Stored items:
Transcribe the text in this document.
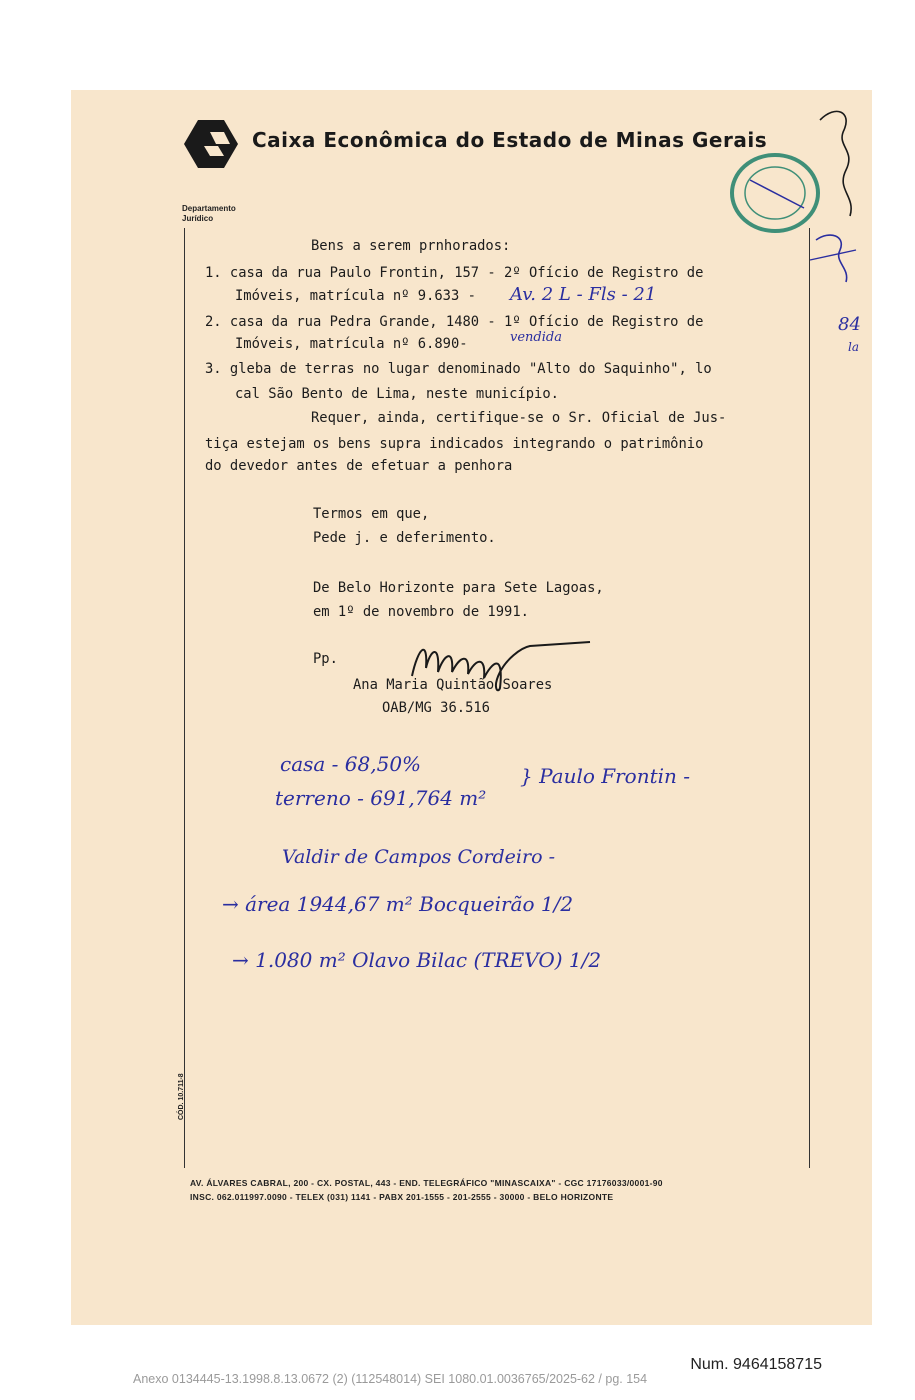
Caixa Econômica do Estado de Minas Gerais
Departamento
Jurídico
CÓD. 10.711-8
Bens a serem prnhorados:
1. casa da rua Paulo Frontin, 157 - 2º Ofício de Registro de
Imóveis, matrícula nº 9.633 -
2. casa da rua Pedra Grande, 1480 - 1º Ofício de Registro de
Imóveis, matrícula nº 6.890-
3. gleba de terras no lugar denominado "Alto do Saquinho", lo
cal São Bento de Lima, neste município.
Requer, ainda, certifique-se o Sr. Oficial de Jus-
tiça estejam os bens supra indicados integrando o patrimônio
do devedor antes de efetuar a penhora
Termos em que,
Pede j. e deferimento.
De Belo Horizonte para Sete Lagoas,
em 1º de novembro de 1991.
Pp.
Ana Maria Quintão Soares
OAB/MG 36.516
Av. 2 L - Fls - 21
vendida
84
la
casa - 68,50%
terreno - 691,764 m²
} Paulo Frontin -
Valdir de Campos Cordeiro -
→ área 1944,67 m² Bocqueirão 1/2
→ 1.080 m² Olavo Bilac (TREVO) 1/2
AV. ÁLVARES CABRAL, 200 - CX. POSTAL, 443 - END. TELEGRÁFICO "MINASCAIXA" - CGC 17176033/0001-90
INSC. 062.011997.0090 - TELEX (031) 1141 - PABX 201-1555 - 201-2555 - 30000 - BELO HORIZONTE
Num. 9464158715
Anexo 0134445-13.1998.8.13.0672 (2) (112548014) SEI 1080.01.0036765/2025-62 / pg. 154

* SET EXERCISE
Copy the data character for character, but drop all pictures from the copy.

* EXERCISE OUTPUT
Transcribe the text in this document.
Caixa Econômica do Estado de Minas Gerais
Departamento
Jurídico
CÓD. 10.711-8
Bens a serem prnhorados:
1. casa da rua Paulo Frontin, 157 - 2º Ofício de Registro de
Imóveis, matrícula nº 9.633 -
2. casa da rua Pedra Grande, 1480 - 1º Ofício de Registro de
Imóveis, matrícula nº 6.890-
3. gleba de terras no lugar denominado "Alto do Saquinho", lo
cal São Bento de Lima, neste município.
Requer, ainda, certifique-se o Sr. Oficial de Jus-
tiça estejam os bens supra indicados integrando o patrimônio
do devedor antes de efetuar a penhora
Termos em que,
Pede j. e deferimento.
De Belo Horizonte para Sete Lagoas,
em 1º de novembro de 1991.
Pp.
Ana Maria Quintão Soares
OAB/MG 36.516
Av. 2 L - Fls - 21
vendida
84
la
casa - 68,50%
terreno - 691,764 m²
} Paulo Frontin -
Valdir de Campos Cordeiro -
→ área 1944,67 m² Bocqueirão 1/2
→ 1.080 m² Olavo Bilac (TREVO) 1/2
AV. ÁLVARES CABRAL, 200 - CX. POSTAL, 443 - END. TELEGRÁFICO "MINASCAIXA" - CGC 17176033/0001-90
INSC. 062.011997.0090 - TELEX (031) 1141 - PABX 201-1555 - 201-2555 - 30000 - BELO HORIZONTE
Num. 9464158715
Anexo 0134445-13.1998.8.13.0672 (2) (112548014) SEI 1080.01.0036765/2025-62 / pg. 154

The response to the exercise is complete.